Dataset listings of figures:
╭──
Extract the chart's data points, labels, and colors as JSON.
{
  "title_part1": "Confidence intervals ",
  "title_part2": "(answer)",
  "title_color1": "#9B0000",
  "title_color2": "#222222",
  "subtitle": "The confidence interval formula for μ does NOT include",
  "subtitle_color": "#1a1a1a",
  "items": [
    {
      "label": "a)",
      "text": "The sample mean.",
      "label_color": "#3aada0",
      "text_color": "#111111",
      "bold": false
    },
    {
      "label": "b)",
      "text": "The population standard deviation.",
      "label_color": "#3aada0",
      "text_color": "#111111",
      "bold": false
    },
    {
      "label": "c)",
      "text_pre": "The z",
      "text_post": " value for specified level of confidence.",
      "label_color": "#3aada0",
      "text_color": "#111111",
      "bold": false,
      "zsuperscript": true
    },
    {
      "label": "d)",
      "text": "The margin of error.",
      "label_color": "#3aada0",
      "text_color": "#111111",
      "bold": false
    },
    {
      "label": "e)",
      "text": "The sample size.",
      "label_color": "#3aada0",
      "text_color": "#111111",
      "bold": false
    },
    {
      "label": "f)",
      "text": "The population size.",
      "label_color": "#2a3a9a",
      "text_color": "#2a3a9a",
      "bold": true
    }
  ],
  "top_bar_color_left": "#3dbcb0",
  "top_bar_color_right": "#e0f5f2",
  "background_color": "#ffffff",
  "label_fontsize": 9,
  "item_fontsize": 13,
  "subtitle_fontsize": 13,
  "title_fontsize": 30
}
╰──
◆ What the exercise asks
Reproduce each entry word for word.

◆ Solution for this problem
Extract the chart's data points, labels, and colors as JSON.
{
  "title_part1": "Confidence intervals ",
  "title_part2": "(answer)",
  "title_color1": "#9B0000",
  "title_color2": "#222222",
  "subtitle": "The confidence interval formula for μ does NOT include",
  "subtitle_color": "#1a1a1a",
  "items": [
    {
      "label": "a)",
      "text": "The sample mean.",
      "label_color": "#3aada0",
      "text_color": "#111111",
      "bold": false
    },
    {
      "label": "b)",
      "text": "The population standard deviation.",
      "label_color": "#3aada0",
      "text_color": "#111111",
      "bold": false
    },
    {
      "label": "c)",
      "text_pre": "The z",
      "text_post": " value for specified level of confidence.",
      "label_color": "#3aada0",
      "text_color": "#111111",
      "bold": false,
      "zsuperscript": true
    },
    {
      "label": "d)",
      "text": "The margin of error.",
      "label_color": "#3aada0",
      "text_color": "#111111",
      "bold": false
    },
    {
      "label": "e)",
      "text": "The sample size.",
      "label_color": "#3aada0",
      "text_color": "#111111",
      "bold": false
    },
    {
      "label": "f)",
      "text": "The population size.",
      "label_color": "#2a3a9a",
      "text_color": "#2a3a9a",
      "bold": true
    }
  ],
  "top_bar_color_left": "#3dbcb0",
  "top_bar_color_right": "#e0f5f2",
  "background_color": "#ffffff",
  "label_fontsize": 9,
  "item_fontsize": 13,
  "subtitle_fontsize": 13,
  "title_fontsize": 30
}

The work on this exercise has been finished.